> [Work to be completed]:
Can you write out all the lines word for word, with no pictures?

**** Extracted entries ****

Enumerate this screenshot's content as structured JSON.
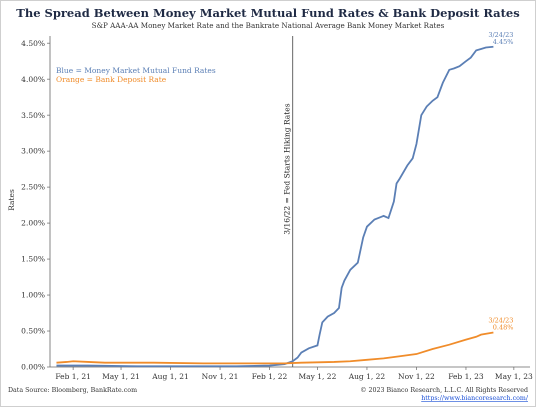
{
  "chart_data": {
    "type": "line",
    "title": "The Spread Between Money Market Mutual Fund Rates & Bank Deposit Rates",
    "subtitle": "S&P AAA-AA Money Market Rate and the Bankrate National Average Bank Money Market Rates",
    "ylabel": "Rates",
    "xlabel": "",
    "ylim": [
      0,
      4.6
    ],
    "xlim": [
      "2020-12-20",
      "2023-05-31"
    ],
    "grid": false,
    "yticks": [
      0,
      0.5,
      1.0,
      1.5,
      2.0,
      2.5,
      3.0,
      3.5,
      4.0,
      4.5
    ],
    "ytick_labels": [
      "0.00%",
      "0.50%",
      "1.00%",
      "1.50%",
      "2.00%",
      "2.50%",
      "3.00%",
      "3.50%",
      "4.00%",
      "4.50%"
    ],
    "xticks": [
      "2021-02-01",
      "2021-05-01",
      "2021-08-01",
      "2021-11-01",
      "2022-02-01",
      "2022-05-01",
      "2022-08-01",
      "2022-11-01",
      "2023-02-01",
      "2023-05-01"
    ],
    "xtick_labels": [
      "Feb 1, 21",
      "May 1, 21",
      "Aug 1, 21",
      "Nov 1, 21",
      "Feb 1, 22",
      "May 1, 22",
      "Aug 1, 22",
      "Nov 1, 22",
      "Feb 1, 23",
      "May 1, 23"
    ],
    "legend_text": [
      "Blue = Money Market Mutual Fund Rates",
      "Orange = Bank Deposit Rate"
    ],
    "legend_placement": "top-left",
    "colors": {
      "blue": "#5b7fb5",
      "orange": "#f08c2a",
      "vline": "#555555",
      "title": "#1f2a44"
    },
    "vline": {
      "x": "2022-03-16",
      "label": "3/16/22 = Fed Starts Hiking Rates"
    },
    "series": [
      {
        "color": "blue",
        "end_date_label": "3/24/23",
        "end_value_label": "4.45%",
        "points": [
          [
            "2021-01-01",
            0.02
          ],
          [
            "2021-03-01",
            0.02
          ],
          [
            "2021-06-01",
            0.01
          ],
          [
            "2021-09-01",
            0.01
          ],
          [
            "2021-12-01",
            0.01
          ],
          [
            "2022-02-01",
            0.02
          ],
          [
            "2022-03-01",
            0.04
          ],
          [
            "2022-03-16",
            0.08
          ],
          [
            "2022-03-25",
            0.13
          ],
          [
            "2022-04-01",
            0.2
          ],
          [
            "2022-04-15",
            0.26
          ],
          [
            "2022-05-01",
            0.3
          ],
          [
            "2022-05-05",
            0.45
          ],
          [
            "2022-05-10",
            0.62
          ],
          [
            "2022-05-20",
            0.7
          ],
          [
            "2022-06-01",
            0.75
          ],
          [
            "2022-06-10",
            0.82
          ],
          [
            "2022-06-15",
            1.1
          ],
          [
            "2022-06-20",
            1.2
          ],
          [
            "2022-07-01",
            1.35
          ],
          [
            "2022-07-15",
            1.45
          ],
          [
            "2022-07-25",
            1.8
          ],
          [
            "2022-08-01",
            1.95
          ],
          [
            "2022-08-15",
            2.05
          ],
          [
            "2022-09-01",
            2.1
          ],
          [
            "2022-09-10",
            2.07
          ],
          [
            "2022-09-20",
            2.3
          ],
          [
            "2022-09-25",
            2.55
          ],
          [
            "2022-10-01",
            2.62
          ],
          [
            "2022-10-15",
            2.8
          ],
          [
            "2022-10-25",
            2.9
          ],
          [
            "2022-11-01",
            3.1
          ],
          [
            "2022-11-10",
            3.5
          ],
          [
            "2022-11-20",
            3.62
          ],
          [
            "2022-12-01",
            3.7
          ],
          [
            "2022-12-10",
            3.75
          ],
          [
            "2022-12-20",
            3.95
          ],
          [
            "2023-01-01",
            4.13
          ],
          [
            "2023-01-10",
            4.15
          ],
          [
            "2023-01-20",
            4.18
          ],
          [
            "2023-02-01",
            4.25
          ],
          [
            "2023-02-10",
            4.3
          ],
          [
            "2023-02-20",
            4.4
          ],
          [
            "2023-03-01",
            4.42
          ],
          [
            "2023-03-10",
            4.44
          ],
          [
            "2023-03-24",
            4.45
          ]
        ]
      },
      {
        "color": "orange",
        "end_date_label": "3/24/23",
        "end_value_label": "0.48%",
        "points": [
          [
            "2021-01-01",
            0.06
          ],
          [
            "2021-01-20",
            0.07
          ],
          [
            "2021-02-01",
            0.08
          ],
          [
            "2021-03-01",
            0.07
          ],
          [
            "2021-04-01",
            0.06
          ],
          [
            "2021-07-01",
            0.06
          ],
          [
            "2021-10-01",
            0.05
          ],
          [
            "2022-01-01",
            0.05
          ],
          [
            "2022-03-01",
            0.05
          ],
          [
            "2022-04-01",
            0.06
          ],
          [
            "2022-06-01",
            0.07
          ],
          [
            "2022-07-01",
            0.08
          ],
          [
            "2022-08-01",
            0.1
          ],
          [
            "2022-09-01",
            0.12
          ],
          [
            "2022-10-01",
            0.15
          ],
          [
            "2022-11-01",
            0.18
          ],
          [
            "2022-12-01",
            0.25
          ],
          [
            "2023-01-01",
            0.31
          ],
          [
            "2023-02-01",
            0.38
          ],
          [
            "2023-02-20",
            0.42
          ],
          [
            "2023-03-01",
            0.45
          ],
          [
            "2023-03-24",
            0.48
          ]
        ]
      }
    ]
  },
  "footer": {
    "source": "Data Source: Bloomberg, BankRate.com",
    "copyright": "© 2023 Bianco Research, L.L.C. All Rights Reserved",
    "url": "https://www.biancoresearch.com/"
  }
}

****

> [Result]:
Enumerate this screenshot's content as structured JSON.
{
  "chart_data": {
    "type": "line",
    "title": "The Spread Between Money Market Mutual Fund Rates & Bank Deposit Rates",
    "subtitle": "S&P AAA-AA Money Market Rate and the Bankrate National Average Bank Money Market Rates",
    "ylabel": "Rates",
    "xlabel": "",
    "ylim": [
      0,
      4.6
    ],
    "xlim": [
      "2020-12-20",
      "2023-05-31"
    ],
    "grid": false,
    "yticks": [
      0,
      0.5,
      1.0,
      1.5,
      2.0,
      2.5,
      3.0,
      3.5,
      4.0,
      4.5
    ],
    "ytick_labels": [
      "0.00%",
      "0.50%",
      "1.00%",
      "1.50%",
      "2.00%",
      "2.50%",
      "3.00%",
      "3.50%",
      "4.00%",
      "4.50%"
    ],
    "xticks": [
      "2021-02-01",
      "2021-05-01",
      "2021-08-01",
      "2021-11-01",
      "2022-02-01",
      "2022-05-01",
      "2022-08-01",
      "2022-11-01",
      "2023-02-01",
      "2023-05-01"
    ],
    "xtick_labels": [
      "Feb 1, 21",
      "May 1, 21",
      "Aug 1, 21",
      "Nov 1, 21",
      "Feb 1, 22",
      "May 1, 22",
      "Aug 1, 22",
      "Nov 1, 22",
      "Feb 1, 23",
      "May 1, 23"
    ],
    "legend_text": [
      "Blue = Money Market Mutual Fund Rates",
      "Orange = Bank Deposit Rate"
    ],
    "legend_placement": "top-left",
    "colors": {
      "blue": "#5b7fb5",
      "orange": "#f08c2a",
      "vline": "#555555",
      "title": "#1f2a44"
    },
    "vline": {
      "x": "2022-03-16",
      "label": "3/16/22 = Fed Starts Hiking Rates"
    },
    "series": [
      {
        "color": "blue",
        "end_date_label": "3/24/23",
        "end_value_label": "4.45%",
        "points": [
          [
            "2021-01-01",
            0.02
          ],
          [
            "2021-03-01",
            0.02
          ],
          [
            "2021-06-01",
            0.01
          ],
          [
            "2021-09-01",
            0.01
          ],
          [
            "2021-12-01",
            0.01
          ],
          [
            "2022-02-01",
            0.02
          ],
          [
            "2022-03-01",
            0.04
          ],
          [
            "2022-03-16",
            0.08
          ],
          [
            "2022-03-25",
            0.13
          ],
          [
            "2022-04-01",
            0.2
          ],
          [
            "2022-04-15",
            0.26
          ],
          [
            "2022-05-01",
            0.3
          ],
          [
            "2022-05-05",
            0.45
          ],
          [
            "2022-05-10",
            0.62
          ],
          [
            "2022-05-20",
            0.7
          ],
          [
            "2022-06-01",
            0.75
          ],
          [
            "2022-06-10",
            0.82
          ],
          [
            "2022-06-15",
            1.1
          ],
          [
            "2022-06-20",
            1.2
          ],
          [
            "2022-07-01",
            1.35
          ],
          [
            "2022-07-15",
            1.45
          ],
          [
            "2022-07-25",
            1.8
          ],
          [
            "2022-08-01",
            1.95
          ],
          [
            "2022-08-15",
            2.05
          ],
          [
            "2022-09-01",
            2.1
          ],
          [
            "2022-09-10",
            2.07
          ],
          [
            "2022-09-20",
            2.3
          ],
          [
            "2022-09-25",
            2.55
          ],
          [
            "2022-10-01",
            2.62
          ],
          [
            "2022-10-15",
            2.8
          ],
          [
            "2022-10-25",
            2.9
          ],
          [
            "2022-11-01",
            3.1
          ],
          [
            "2022-11-10",
            3.5
          ],
          [
            "2022-11-20",
            3.62
          ],
          [
            "2022-12-01",
            3.7
          ],
          [
            "2022-12-10",
            3.75
          ],
          [
            "2022-12-20",
            3.95
          ],
          [
            "2023-01-01",
            4.13
          ],
          [
            "2023-01-10",
            4.15
          ],
          [
            "2023-01-20",
            4.18
          ],
          [
            "2023-02-01",
            4.25
          ],
          [
            "2023-02-10",
            4.3
          ],
          [
            "2023-02-20",
            4.4
          ],
          [
            "2023-03-01",
            4.42
          ],
          [
            "2023-03-10",
            4.44
          ],
          [
            "2023-03-24",
            4.45
          ]
        ]
      },
      {
        "color": "orange",
        "end_date_label": "3/24/23",
        "end_value_label": "0.48%",
        "points": [
          [
            "2021-01-01",
            0.06
          ],
          [
            "2021-01-20",
            0.07
          ],
          [
            "2021-02-01",
            0.08
          ],
          [
            "2021-03-01",
            0.07
          ],
          [
            "2021-04-01",
            0.06
          ],
          [
            "2021-07-01",
            0.06
          ],
          [
            "2021-10-01",
            0.05
          ],
          [
            "2022-01-01",
            0.05
          ],
          [
            "2022-03-01",
            0.05
          ],
          [
            "2022-04-01",
            0.06
          ],
          [
            "2022-06-01",
            0.07
          ],
          [
            "2022-07-01",
            0.08
          ],
          [
            "2022-08-01",
            0.1
          ],
          [
            "2022-09-01",
            0.12
          ],
          [
            "2022-10-01",
            0.15
          ],
          [
            "2022-11-01",
            0.18
          ],
          [
            "2022-12-01",
            0.25
          ],
          [
            "2023-01-01",
            0.31
          ],
          [
            "2023-02-01",
            0.38
          ],
          [
            "2023-02-20",
            0.42
          ],
          [
            "2023-03-01",
            0.45
          ],
          [
            "2023-03-24",
            0.48
          ]
        ]
      }
    ]
  },
  "footer": {
    "source": "Data Source: Bloomberg, BankRate.com",
    "copyright": "© 2023 Bianco Research, L.L.C. All Rights Reserved",
    "url": "https://www.biancoresearch.com/"
  }
}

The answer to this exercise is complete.